RECORDS FOR THE EXERCISE:

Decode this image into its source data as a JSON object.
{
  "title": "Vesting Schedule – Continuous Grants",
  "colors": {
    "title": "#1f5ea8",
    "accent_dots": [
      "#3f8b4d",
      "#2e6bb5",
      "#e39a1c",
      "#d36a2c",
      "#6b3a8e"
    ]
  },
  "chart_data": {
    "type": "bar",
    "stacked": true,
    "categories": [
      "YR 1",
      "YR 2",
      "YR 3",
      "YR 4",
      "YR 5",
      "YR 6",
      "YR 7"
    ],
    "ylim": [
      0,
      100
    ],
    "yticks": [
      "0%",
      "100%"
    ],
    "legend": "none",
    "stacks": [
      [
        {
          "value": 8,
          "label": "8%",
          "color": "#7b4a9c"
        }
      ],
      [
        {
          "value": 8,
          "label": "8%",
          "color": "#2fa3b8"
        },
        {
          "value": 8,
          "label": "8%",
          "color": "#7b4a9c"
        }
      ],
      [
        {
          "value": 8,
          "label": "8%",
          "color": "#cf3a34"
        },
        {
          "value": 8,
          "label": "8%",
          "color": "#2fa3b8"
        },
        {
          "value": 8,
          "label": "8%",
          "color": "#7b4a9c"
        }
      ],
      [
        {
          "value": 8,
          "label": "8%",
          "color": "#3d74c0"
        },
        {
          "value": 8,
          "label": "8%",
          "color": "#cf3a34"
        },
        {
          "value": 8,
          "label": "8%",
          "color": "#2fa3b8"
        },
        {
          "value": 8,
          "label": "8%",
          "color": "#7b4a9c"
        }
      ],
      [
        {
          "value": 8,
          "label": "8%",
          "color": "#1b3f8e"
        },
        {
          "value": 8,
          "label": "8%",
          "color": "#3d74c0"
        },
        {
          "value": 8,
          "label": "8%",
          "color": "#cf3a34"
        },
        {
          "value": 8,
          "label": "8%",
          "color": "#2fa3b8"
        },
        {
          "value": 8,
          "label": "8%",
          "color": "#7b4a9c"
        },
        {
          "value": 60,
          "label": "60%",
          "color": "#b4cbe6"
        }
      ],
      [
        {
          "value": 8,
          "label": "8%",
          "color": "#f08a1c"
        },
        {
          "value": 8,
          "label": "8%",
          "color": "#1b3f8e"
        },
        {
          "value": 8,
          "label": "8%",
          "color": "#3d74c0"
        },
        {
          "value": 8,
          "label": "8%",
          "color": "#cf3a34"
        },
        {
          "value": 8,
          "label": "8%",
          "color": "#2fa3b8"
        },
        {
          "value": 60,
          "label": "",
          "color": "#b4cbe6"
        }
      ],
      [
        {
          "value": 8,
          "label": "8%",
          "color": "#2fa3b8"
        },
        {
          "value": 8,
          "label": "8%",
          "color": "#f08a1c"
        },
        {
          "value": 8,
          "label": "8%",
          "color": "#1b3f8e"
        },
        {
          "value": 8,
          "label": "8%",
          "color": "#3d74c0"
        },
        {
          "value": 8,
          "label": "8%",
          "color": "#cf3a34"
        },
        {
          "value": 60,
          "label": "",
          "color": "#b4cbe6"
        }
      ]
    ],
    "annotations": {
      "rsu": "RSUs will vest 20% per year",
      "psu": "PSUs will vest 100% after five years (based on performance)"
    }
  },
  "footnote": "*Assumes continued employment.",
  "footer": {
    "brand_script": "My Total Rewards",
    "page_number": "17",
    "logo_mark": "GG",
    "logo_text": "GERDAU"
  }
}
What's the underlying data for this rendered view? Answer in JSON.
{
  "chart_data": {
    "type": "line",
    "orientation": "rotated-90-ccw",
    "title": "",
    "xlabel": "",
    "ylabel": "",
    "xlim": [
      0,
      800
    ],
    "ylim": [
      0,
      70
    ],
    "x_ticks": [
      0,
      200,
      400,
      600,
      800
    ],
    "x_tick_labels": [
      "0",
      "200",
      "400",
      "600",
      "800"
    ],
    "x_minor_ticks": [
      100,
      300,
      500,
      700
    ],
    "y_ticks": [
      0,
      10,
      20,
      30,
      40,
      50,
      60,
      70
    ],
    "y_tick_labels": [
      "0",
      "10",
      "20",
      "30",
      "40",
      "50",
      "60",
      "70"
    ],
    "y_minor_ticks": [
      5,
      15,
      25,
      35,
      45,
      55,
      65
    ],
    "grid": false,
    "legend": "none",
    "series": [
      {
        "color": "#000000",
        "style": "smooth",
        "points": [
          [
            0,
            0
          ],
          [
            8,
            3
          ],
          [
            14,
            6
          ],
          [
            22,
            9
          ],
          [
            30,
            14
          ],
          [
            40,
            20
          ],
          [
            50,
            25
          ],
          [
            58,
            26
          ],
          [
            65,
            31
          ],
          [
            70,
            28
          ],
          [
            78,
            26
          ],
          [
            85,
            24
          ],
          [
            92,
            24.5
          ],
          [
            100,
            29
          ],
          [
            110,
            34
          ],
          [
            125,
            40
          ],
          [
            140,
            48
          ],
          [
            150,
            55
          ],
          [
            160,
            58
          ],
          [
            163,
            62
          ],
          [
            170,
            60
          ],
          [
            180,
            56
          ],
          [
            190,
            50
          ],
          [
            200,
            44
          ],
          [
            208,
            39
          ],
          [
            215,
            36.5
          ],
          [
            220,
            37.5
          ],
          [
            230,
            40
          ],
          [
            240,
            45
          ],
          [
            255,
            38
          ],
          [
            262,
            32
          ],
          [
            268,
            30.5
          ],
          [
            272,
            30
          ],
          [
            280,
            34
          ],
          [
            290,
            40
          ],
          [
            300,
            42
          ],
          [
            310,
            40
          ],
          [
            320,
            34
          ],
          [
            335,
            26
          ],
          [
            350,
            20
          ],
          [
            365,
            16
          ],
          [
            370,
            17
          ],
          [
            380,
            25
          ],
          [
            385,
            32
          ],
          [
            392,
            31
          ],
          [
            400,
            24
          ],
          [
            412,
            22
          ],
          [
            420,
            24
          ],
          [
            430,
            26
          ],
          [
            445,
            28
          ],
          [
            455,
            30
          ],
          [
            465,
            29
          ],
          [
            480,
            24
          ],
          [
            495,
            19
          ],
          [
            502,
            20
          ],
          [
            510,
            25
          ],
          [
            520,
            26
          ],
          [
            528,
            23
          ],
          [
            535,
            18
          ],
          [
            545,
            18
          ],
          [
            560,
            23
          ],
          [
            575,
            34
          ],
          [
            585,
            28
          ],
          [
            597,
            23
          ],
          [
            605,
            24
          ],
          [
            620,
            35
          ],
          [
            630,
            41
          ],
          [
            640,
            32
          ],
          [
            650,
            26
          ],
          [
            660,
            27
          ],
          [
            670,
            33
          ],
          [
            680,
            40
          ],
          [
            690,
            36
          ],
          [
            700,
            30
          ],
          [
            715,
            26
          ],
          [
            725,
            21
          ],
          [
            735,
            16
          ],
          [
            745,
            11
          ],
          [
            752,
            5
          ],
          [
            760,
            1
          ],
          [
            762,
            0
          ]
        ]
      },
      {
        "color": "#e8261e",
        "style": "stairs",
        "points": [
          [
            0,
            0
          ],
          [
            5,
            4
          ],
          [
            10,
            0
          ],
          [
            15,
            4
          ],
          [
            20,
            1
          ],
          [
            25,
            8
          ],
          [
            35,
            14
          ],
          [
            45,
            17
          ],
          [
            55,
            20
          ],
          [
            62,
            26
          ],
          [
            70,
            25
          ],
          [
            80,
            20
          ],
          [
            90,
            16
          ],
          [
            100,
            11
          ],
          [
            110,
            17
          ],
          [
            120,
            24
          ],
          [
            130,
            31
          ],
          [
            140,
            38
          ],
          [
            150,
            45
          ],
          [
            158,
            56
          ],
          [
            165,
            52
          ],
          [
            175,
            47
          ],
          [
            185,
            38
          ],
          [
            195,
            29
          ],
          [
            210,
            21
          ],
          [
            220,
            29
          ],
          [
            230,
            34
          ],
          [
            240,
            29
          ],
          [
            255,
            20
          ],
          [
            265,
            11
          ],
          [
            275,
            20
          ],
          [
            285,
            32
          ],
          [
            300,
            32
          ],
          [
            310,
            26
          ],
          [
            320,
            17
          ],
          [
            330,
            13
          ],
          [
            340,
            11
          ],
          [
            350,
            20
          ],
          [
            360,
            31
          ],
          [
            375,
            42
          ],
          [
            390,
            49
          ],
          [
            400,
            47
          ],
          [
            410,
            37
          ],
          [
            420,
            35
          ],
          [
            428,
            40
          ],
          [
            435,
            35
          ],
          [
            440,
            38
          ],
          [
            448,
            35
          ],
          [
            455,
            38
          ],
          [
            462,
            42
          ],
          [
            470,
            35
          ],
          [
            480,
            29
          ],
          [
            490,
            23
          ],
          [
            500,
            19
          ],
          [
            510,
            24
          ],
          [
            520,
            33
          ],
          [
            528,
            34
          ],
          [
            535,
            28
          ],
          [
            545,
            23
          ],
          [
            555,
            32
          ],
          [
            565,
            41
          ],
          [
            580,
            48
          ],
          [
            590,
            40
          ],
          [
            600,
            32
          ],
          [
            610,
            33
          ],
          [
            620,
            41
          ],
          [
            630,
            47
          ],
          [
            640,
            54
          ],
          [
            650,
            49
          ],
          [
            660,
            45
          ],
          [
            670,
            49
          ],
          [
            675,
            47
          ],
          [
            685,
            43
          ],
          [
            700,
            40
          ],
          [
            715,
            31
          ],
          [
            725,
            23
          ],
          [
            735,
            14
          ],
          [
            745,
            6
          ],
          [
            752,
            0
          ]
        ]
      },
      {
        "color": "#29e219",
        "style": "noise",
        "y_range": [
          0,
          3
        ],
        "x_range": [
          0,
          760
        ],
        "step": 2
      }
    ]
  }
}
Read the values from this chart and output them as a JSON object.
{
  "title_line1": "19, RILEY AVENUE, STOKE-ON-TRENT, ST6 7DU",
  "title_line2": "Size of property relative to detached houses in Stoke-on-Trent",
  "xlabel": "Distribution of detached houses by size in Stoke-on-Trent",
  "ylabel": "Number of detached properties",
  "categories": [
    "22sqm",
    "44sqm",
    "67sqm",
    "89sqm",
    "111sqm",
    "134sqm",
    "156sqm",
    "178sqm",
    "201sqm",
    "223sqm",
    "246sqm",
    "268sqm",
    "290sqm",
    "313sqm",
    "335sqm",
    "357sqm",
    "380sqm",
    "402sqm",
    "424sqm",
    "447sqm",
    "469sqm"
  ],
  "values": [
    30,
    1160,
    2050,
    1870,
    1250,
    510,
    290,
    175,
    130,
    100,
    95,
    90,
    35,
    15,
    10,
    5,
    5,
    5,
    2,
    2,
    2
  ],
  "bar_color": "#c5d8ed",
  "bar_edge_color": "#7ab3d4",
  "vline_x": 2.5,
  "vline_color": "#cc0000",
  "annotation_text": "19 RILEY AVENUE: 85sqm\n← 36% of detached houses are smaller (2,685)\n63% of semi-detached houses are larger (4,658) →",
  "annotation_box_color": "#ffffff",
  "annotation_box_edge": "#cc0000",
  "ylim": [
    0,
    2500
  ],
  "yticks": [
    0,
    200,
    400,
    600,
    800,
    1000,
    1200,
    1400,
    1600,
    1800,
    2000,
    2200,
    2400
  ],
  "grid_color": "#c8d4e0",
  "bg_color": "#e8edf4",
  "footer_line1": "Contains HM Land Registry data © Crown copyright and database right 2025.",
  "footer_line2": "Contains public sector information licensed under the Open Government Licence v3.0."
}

STATED EXERCISE: Which lines above contain the word "ylabel"? Copy each of them.

RESPONSE FOR THIS EXERCISE:
    "ylabel": "",
  "ylabel": "Number of detached properties",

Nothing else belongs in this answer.